*What is required*
Copy out each line exactly as it appears.

*Records provided*
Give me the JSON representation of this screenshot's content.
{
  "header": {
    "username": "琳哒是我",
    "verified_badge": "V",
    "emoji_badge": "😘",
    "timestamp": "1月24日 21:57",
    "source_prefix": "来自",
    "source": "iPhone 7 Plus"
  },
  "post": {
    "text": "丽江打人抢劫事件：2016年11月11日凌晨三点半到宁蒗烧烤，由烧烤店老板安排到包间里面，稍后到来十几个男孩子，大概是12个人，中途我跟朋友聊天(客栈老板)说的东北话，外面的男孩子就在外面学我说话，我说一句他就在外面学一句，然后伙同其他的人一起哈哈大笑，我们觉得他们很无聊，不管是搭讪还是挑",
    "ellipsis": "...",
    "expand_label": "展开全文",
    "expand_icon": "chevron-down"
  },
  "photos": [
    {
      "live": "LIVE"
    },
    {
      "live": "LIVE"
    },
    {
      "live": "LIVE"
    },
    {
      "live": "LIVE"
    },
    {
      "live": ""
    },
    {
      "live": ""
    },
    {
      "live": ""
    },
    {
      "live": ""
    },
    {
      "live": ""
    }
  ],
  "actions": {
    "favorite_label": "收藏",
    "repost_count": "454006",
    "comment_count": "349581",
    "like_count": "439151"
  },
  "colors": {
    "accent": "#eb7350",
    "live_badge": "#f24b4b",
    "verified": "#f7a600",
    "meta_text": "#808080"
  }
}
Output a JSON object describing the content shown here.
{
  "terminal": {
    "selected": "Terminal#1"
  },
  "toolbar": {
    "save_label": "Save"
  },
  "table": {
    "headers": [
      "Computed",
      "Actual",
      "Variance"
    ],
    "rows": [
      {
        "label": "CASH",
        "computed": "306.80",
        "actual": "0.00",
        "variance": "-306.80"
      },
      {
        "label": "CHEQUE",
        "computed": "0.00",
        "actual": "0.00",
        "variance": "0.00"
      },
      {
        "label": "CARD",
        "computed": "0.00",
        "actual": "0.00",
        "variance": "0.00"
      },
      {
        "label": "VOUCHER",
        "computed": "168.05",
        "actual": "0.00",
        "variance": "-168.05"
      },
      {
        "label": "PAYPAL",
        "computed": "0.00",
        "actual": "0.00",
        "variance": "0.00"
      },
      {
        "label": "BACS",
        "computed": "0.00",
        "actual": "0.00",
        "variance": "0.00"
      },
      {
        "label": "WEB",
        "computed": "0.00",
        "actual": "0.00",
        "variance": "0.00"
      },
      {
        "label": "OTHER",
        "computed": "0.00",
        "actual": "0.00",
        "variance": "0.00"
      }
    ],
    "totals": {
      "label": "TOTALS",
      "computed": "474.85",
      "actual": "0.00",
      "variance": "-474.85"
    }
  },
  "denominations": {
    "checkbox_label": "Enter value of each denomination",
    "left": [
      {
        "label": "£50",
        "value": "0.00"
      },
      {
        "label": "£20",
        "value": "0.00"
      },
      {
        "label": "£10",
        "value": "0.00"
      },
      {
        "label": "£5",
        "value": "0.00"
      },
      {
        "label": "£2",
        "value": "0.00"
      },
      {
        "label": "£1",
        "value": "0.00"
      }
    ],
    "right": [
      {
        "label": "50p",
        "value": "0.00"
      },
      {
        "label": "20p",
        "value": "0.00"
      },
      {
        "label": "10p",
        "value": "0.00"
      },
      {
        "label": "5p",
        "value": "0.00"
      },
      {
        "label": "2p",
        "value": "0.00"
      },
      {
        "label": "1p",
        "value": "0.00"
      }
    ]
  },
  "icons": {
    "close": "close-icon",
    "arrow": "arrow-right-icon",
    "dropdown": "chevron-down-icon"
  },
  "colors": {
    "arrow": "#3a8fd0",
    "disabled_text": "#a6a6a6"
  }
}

*Expected answer*
Give me the JSON representation of this screenshot's content.
{
  "header": {
    "username": "琳哒是我",
    "verified_badge": "V",
    "emoji_badge": "😘",
    "timestamp": "1月24日 21:57",
    "source_prefix": "来自",
    "source": "iPhone 7 Plus"
  },
  "post": {
    "text": "丽江打人抢劫事件：2016年11月11日凌晨三点半到宁蒗烧烤，由烧烤店老板安排到包间里面，稍后到来十几个男孩子，大概是12个人，中途我跟朋友聊天(客栈老板)说的东北话，外面的男孩子就在外面学我说话，我说一句他就在外面学一句，然后伙同其他的人一起哈哈大笑，我们觉得他们很无聊，不管是搭讪还是挑",
    "ellipsis": "...",
    "expand_label": "展开全文",
    "expand_icon": "chevron-down"
  },
  "photos": [
    {
      "live": "LIVE"
    },
    {
      "live": "LIVE"
    },
    {
      "live": "LIVE"
    },
    {
      "live": "LIVE"
    },
    {
      "live": ""
    },
    {
      "live": ""
    },
    {
      "live": ""
    },
    {
      "live": ""
    },
    {
      "live": ""
    }
  ],
  "actions": {
    "favorite_label": "收藏",
    "repost_count": "454006",
    "comment_count": "349581",
    "like_count": "439151"
  },
  "colors": {
    "accent": "#eb7350",
    "live_badge": "#f24b4b",
    "verified": "#f7a600",
    "meta_text": "#808080"
  }
}
Output a JSON object describing the content shown here.
{
  "terminal": {
    "selected": "Terminal#1"
  },
  "toolbar": {
    "save_label": "Save"
  },
  "table": {
    "headers": [
      "Computed",
      "Actual",
      "Variance"
    ],
    "rows": [
      {
        "label": "CASH",
        "computed": "306.80",
        "actual": "0.00",
        "variance": "-306.80"
      },
      {
        "label": "CHEQUE",
        "computed": "0.00",
        "actual": "0.00",
        "variance": "0.00"
      },
      {
        "label": "CARD",
        "computed": "0.00",
        "actual": "0.00",
        "variance": "0.00"
      },
      {
        "label": "VOUCHER",
        "computed": "168.05",
        "actual": "0.00",
        "variance": "-168.05"
      },
      {
        "label": "PAYPAL",
        "computed": "0.00",
        "actual": "0.00",
        "variance": "0.00"
      },
      {
        "label": "BACS",
        "computed": "0.00",
        "actual": "0.00",
        "variance": "0.00"
      },
      {
        "label": "WEB",
        "computed": "0.00",
        "actual": "0.00",
        "variance": "0.00"
      },
      {
        "label": "OTHER",
        "computed": "0.00",
        "actual": "0.00",
        "variance": "0.00"
      }
    ],
    "totals": {
      "label": "TOTALS",
      "computed": "474.85",
      "actual": "0.00",
      "variance": "-474.85"
    }
  },
  "denominations": {
    "checkbox_label": "Enter value of each denomination",
    "left": [
      {
        "label": "£50",
        "value": "0.00"
      },
      {
        "label": "£20",
        "value": "0.00"
      },
      {
        "label": "£10",
        "value": "0.00"
      },
      {
        "label": "£5",
        "value": "0.00"
      },
      {
        "label": "£2",
        "value": "0.00"
      },
      {
        "label": "£1",
        "value": "0.00"
      }
    ],
    "right": [
      {
        "label": "50p",
        "value": "0.00"
      },
      {
        "label": "20p",
        "value": "0.00"
      },
      {
        "label": "10p",
        "value": "0.00"
      },
      {
        "label": "5p",
        "value": "0.00"
      },
      {
        "label": "2p",
        "value": "0.00"
      },
      {
        "label": "1p",
        "value": "0.00"
      }
    ]
  },
  "icons": {
    "close": "close-icon",
    "arrow": "arrow-right-icon",
    "dropdown": "chevron-down-icon"
  },
  "colors": {
    "arrow": "#3a8fd0",
    "disabled_text": "#a6a6a6"
  }
}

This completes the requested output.